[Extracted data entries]
^^^^^^^^

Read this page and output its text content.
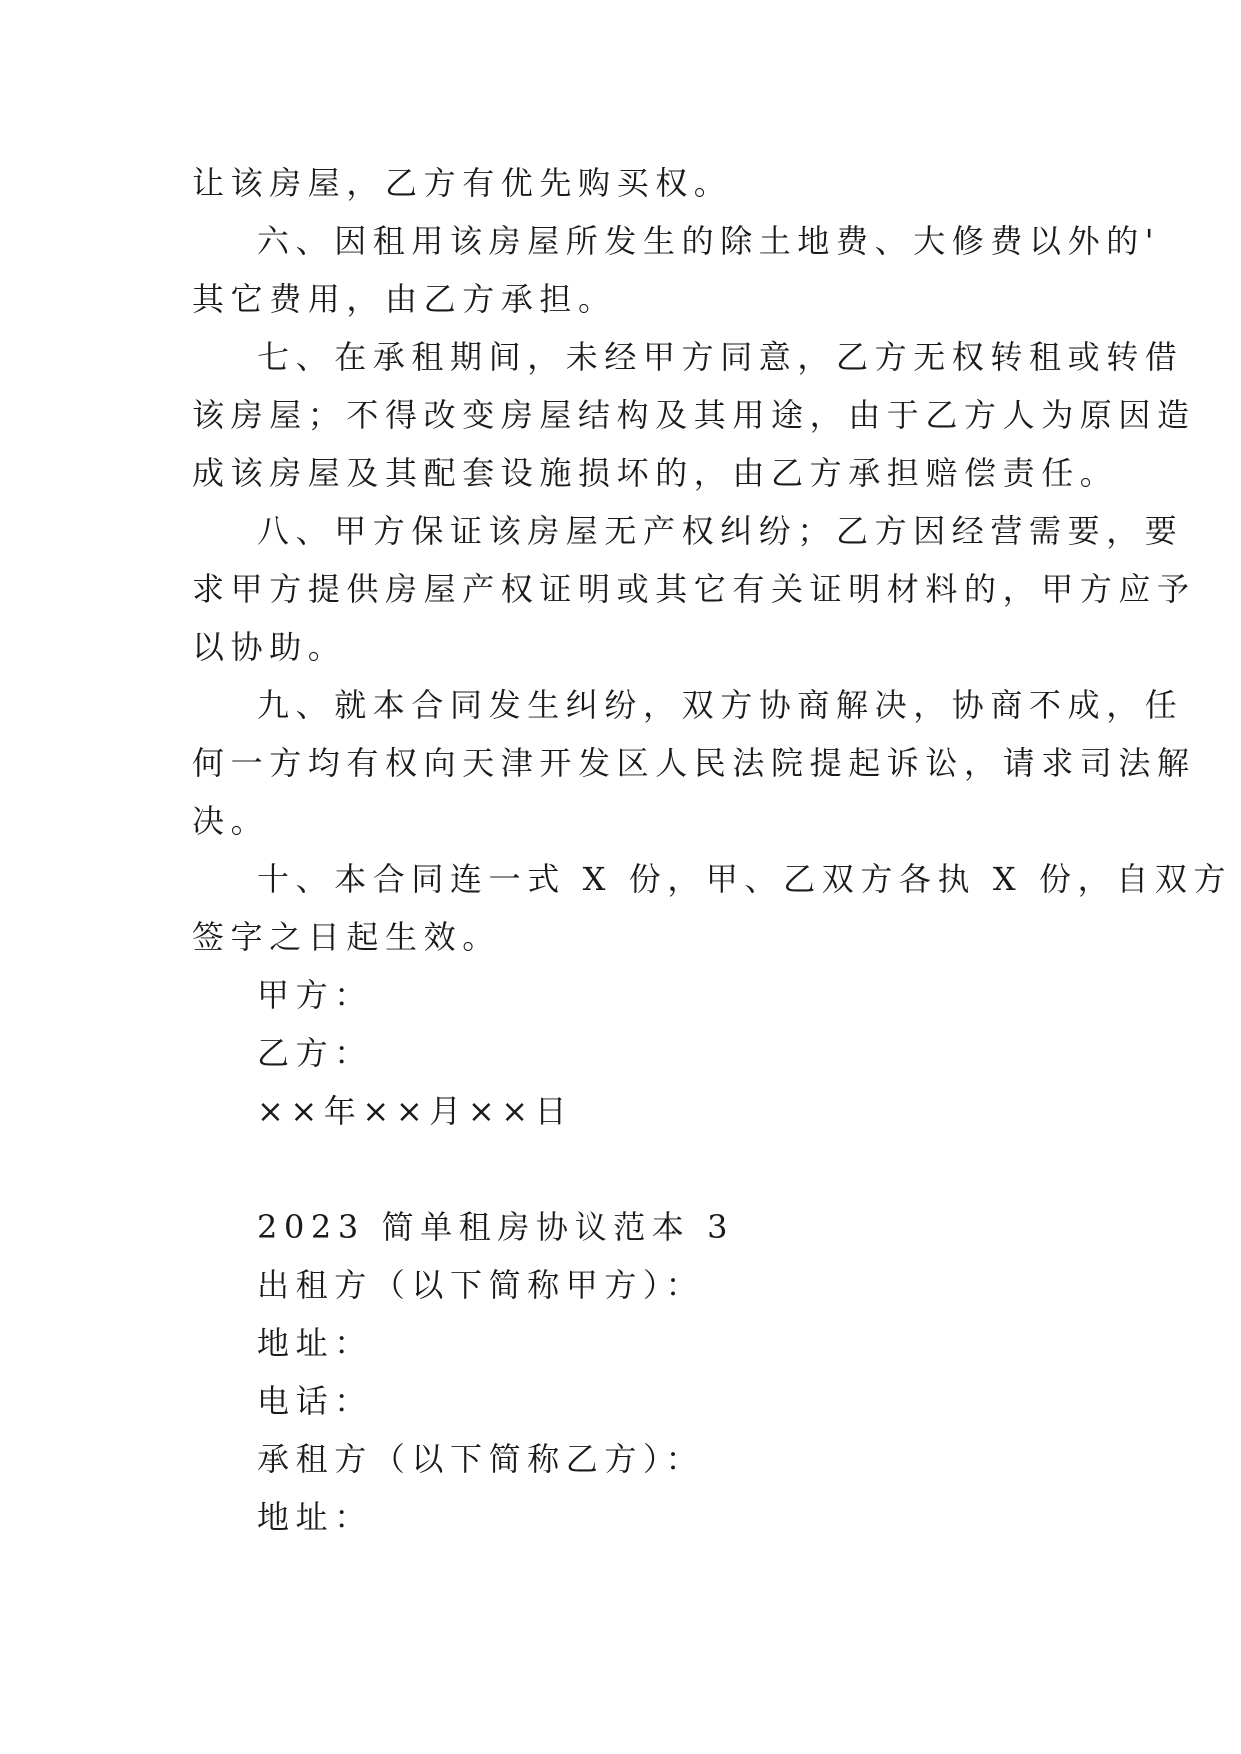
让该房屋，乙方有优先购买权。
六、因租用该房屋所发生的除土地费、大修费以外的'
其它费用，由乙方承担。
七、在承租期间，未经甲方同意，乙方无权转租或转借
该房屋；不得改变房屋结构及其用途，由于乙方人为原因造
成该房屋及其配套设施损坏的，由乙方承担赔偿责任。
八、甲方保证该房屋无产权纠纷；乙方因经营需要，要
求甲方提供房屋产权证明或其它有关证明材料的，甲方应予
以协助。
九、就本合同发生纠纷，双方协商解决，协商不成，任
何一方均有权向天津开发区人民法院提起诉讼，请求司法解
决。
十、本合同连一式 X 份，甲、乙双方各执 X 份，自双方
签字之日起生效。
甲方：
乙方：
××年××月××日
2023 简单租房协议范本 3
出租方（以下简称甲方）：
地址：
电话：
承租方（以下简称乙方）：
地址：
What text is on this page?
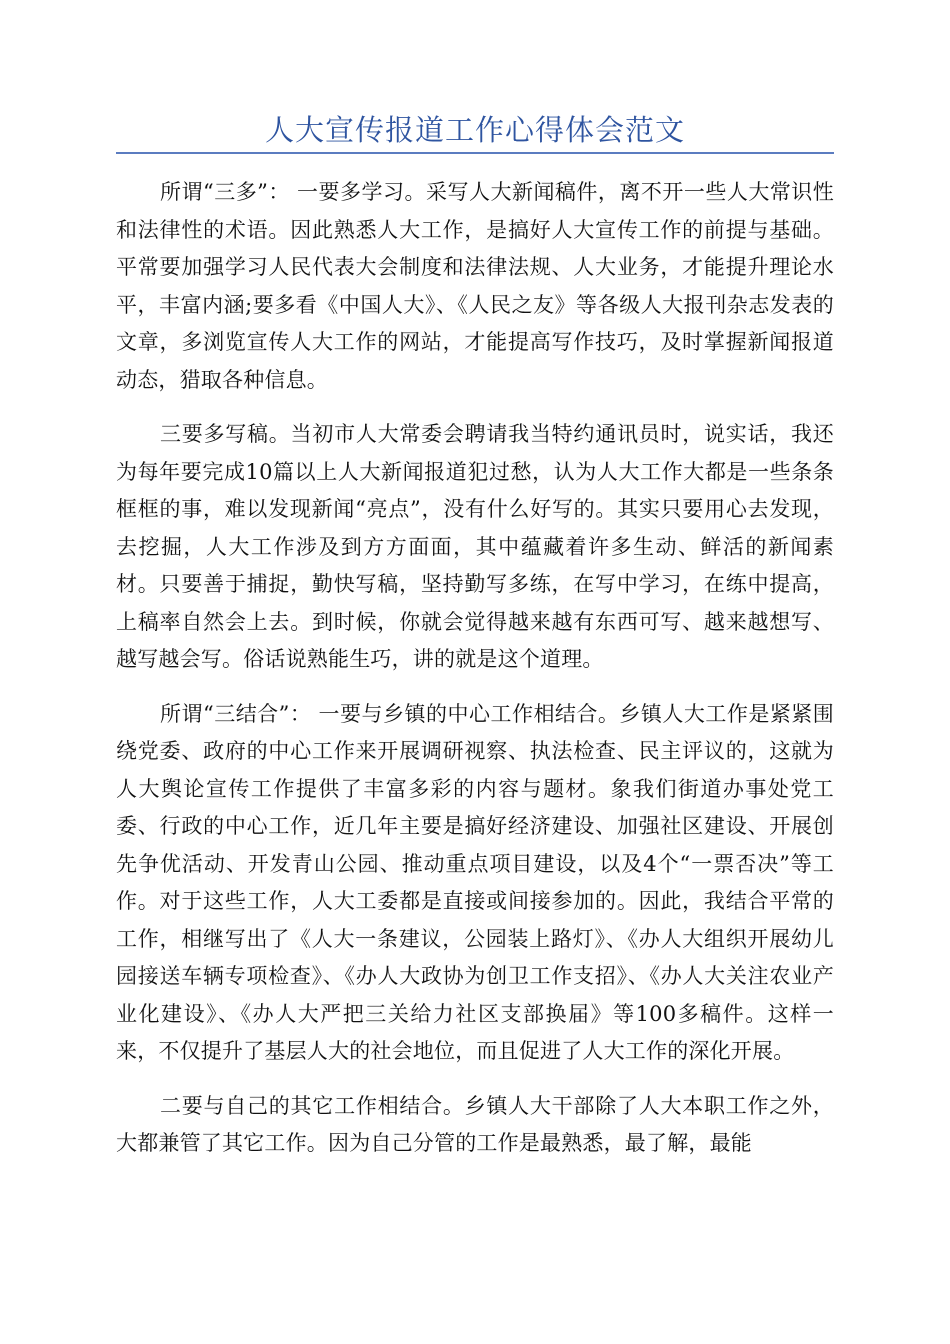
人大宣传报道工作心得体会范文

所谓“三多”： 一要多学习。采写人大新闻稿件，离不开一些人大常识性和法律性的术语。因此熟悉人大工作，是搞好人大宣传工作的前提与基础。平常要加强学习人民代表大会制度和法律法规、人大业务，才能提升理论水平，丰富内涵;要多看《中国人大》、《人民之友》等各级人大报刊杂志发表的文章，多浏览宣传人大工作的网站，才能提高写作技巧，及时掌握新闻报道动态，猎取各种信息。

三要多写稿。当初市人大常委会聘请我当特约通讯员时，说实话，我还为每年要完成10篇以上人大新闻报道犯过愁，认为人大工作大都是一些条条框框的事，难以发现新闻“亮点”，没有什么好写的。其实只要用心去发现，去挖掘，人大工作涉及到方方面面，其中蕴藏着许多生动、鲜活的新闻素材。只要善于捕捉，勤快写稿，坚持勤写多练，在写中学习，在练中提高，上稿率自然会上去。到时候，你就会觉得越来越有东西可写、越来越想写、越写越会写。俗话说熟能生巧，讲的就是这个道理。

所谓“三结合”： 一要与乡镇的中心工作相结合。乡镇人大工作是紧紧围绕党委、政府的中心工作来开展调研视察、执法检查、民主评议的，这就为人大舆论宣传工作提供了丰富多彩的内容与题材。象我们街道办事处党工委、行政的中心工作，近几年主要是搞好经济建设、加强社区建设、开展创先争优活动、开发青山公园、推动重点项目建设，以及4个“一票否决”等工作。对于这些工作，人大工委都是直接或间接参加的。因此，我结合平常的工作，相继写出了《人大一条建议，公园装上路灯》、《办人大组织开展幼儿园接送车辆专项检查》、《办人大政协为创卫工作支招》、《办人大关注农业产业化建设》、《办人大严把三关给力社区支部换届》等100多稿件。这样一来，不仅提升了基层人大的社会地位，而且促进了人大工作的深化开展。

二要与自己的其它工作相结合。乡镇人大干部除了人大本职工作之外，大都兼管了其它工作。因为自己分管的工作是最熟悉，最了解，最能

^^^^^^^^

WHAT IS ASKED:
In the entries above, find each line with the string "text" and copy it.

WRITTEN ANSWER:
Read this page and output its text content.
What text is on this page?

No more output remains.